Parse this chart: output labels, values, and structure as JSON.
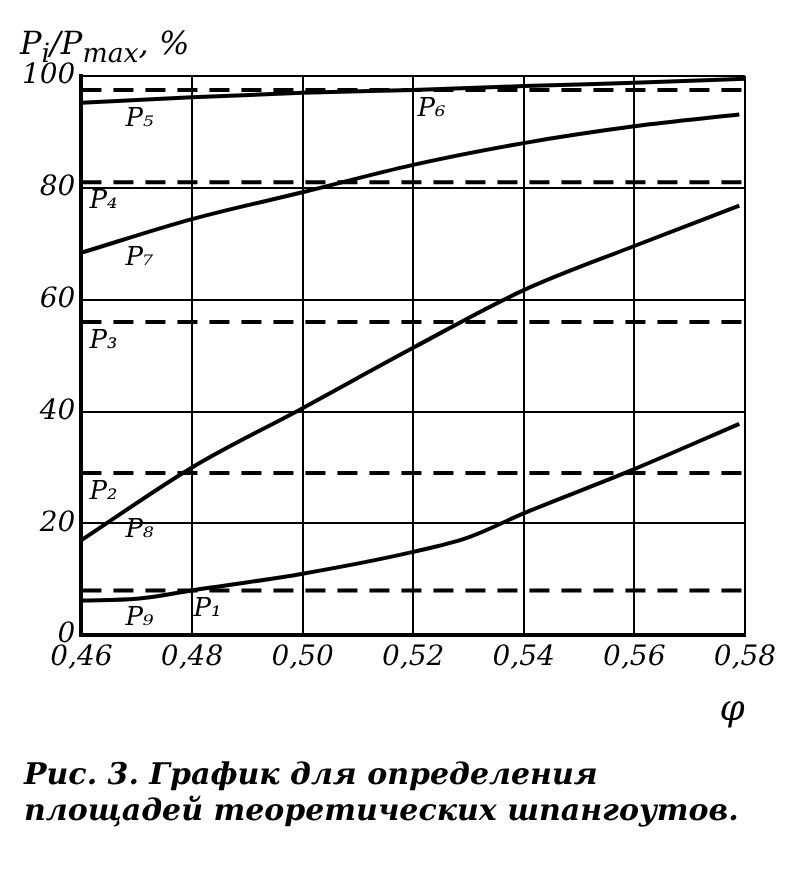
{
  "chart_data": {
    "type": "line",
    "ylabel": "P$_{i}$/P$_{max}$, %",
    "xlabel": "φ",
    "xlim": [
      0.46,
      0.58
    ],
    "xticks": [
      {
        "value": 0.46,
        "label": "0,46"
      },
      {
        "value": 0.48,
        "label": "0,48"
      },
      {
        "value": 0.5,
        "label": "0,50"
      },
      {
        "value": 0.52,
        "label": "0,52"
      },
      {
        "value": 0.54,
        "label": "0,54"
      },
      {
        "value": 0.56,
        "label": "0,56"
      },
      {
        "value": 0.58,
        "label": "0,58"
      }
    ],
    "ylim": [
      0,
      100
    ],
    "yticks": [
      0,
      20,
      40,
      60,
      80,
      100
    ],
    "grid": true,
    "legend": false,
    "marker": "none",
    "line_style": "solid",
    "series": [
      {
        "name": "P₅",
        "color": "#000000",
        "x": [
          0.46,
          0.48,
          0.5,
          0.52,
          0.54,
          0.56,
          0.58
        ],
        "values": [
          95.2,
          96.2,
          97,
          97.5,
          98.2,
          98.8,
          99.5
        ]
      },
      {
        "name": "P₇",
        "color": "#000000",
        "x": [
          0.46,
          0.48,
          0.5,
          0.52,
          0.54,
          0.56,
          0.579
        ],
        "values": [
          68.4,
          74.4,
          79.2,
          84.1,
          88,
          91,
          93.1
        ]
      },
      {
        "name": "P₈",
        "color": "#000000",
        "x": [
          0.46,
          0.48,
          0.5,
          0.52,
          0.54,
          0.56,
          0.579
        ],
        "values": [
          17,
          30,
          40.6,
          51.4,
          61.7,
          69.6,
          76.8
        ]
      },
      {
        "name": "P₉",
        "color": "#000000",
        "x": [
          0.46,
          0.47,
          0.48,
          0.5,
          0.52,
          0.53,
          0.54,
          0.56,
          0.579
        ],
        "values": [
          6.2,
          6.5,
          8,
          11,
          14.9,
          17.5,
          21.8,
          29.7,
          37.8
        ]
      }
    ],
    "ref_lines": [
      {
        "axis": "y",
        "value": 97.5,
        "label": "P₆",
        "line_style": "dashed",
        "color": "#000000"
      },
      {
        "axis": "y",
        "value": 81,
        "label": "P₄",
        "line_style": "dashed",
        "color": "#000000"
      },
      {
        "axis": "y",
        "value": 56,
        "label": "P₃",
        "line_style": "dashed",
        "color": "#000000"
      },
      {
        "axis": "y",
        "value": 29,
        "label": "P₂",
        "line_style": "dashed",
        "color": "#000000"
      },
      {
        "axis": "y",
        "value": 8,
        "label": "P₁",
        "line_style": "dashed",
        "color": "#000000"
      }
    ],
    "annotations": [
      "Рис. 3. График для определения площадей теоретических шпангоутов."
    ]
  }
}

...

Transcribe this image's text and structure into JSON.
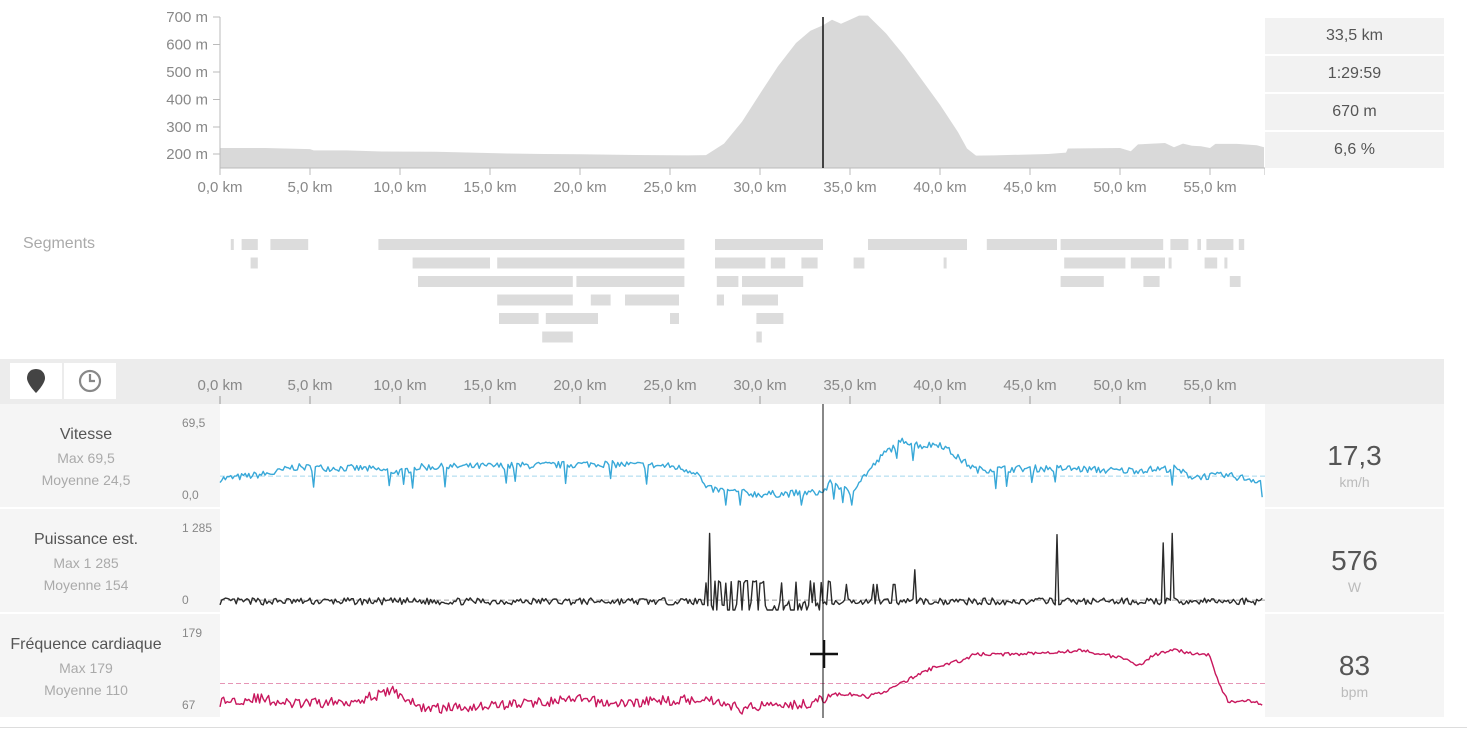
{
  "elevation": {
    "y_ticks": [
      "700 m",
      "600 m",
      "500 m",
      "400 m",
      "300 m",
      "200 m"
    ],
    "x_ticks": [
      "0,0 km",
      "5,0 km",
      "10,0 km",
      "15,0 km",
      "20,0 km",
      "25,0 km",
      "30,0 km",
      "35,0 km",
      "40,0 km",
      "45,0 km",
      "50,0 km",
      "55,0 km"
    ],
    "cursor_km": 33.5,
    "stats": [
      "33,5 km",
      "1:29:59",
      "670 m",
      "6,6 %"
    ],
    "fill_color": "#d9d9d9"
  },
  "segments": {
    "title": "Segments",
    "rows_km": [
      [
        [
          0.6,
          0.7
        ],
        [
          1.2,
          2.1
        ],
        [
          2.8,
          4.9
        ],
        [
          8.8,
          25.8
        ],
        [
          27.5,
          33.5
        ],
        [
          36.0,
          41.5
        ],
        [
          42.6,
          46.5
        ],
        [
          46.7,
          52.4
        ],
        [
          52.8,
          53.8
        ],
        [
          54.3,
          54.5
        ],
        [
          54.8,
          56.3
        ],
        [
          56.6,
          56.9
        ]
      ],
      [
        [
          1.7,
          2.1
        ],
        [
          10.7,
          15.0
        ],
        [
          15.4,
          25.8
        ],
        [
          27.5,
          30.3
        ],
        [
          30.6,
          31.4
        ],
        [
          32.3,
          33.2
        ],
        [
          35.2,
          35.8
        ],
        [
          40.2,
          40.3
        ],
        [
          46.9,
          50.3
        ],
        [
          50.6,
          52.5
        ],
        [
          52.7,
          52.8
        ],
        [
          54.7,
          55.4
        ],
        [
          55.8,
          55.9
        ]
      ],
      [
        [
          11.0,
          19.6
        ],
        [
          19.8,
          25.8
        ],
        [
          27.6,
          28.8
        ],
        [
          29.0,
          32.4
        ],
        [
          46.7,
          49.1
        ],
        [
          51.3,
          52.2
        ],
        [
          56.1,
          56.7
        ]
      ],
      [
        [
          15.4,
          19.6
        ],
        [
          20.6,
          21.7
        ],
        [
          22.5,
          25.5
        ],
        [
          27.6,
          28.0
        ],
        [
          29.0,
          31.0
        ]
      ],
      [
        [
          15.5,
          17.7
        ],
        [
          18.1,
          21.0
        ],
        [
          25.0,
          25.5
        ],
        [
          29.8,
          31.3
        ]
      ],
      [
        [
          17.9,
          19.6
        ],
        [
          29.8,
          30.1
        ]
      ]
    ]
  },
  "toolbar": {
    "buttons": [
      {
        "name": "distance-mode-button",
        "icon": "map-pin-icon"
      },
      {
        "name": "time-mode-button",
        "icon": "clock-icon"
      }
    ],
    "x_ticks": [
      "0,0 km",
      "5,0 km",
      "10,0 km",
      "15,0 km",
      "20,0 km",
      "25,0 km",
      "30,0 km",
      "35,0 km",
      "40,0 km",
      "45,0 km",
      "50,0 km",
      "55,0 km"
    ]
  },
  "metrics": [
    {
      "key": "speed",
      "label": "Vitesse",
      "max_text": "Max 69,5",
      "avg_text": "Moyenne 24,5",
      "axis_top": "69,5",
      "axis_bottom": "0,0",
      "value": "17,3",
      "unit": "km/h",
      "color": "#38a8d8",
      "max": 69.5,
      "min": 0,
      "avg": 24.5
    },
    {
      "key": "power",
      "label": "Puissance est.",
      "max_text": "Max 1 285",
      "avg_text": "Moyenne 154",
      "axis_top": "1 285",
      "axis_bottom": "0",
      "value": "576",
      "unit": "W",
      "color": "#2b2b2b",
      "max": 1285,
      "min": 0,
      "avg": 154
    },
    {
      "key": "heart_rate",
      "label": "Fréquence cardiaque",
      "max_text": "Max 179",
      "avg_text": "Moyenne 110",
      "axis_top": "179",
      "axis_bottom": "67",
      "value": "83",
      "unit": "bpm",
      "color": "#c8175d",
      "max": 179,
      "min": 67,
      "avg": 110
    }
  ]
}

• **Goal of the exercise**:
State the number of lines above that hold the string "JSON", with nothing added.

• **Task result**:
2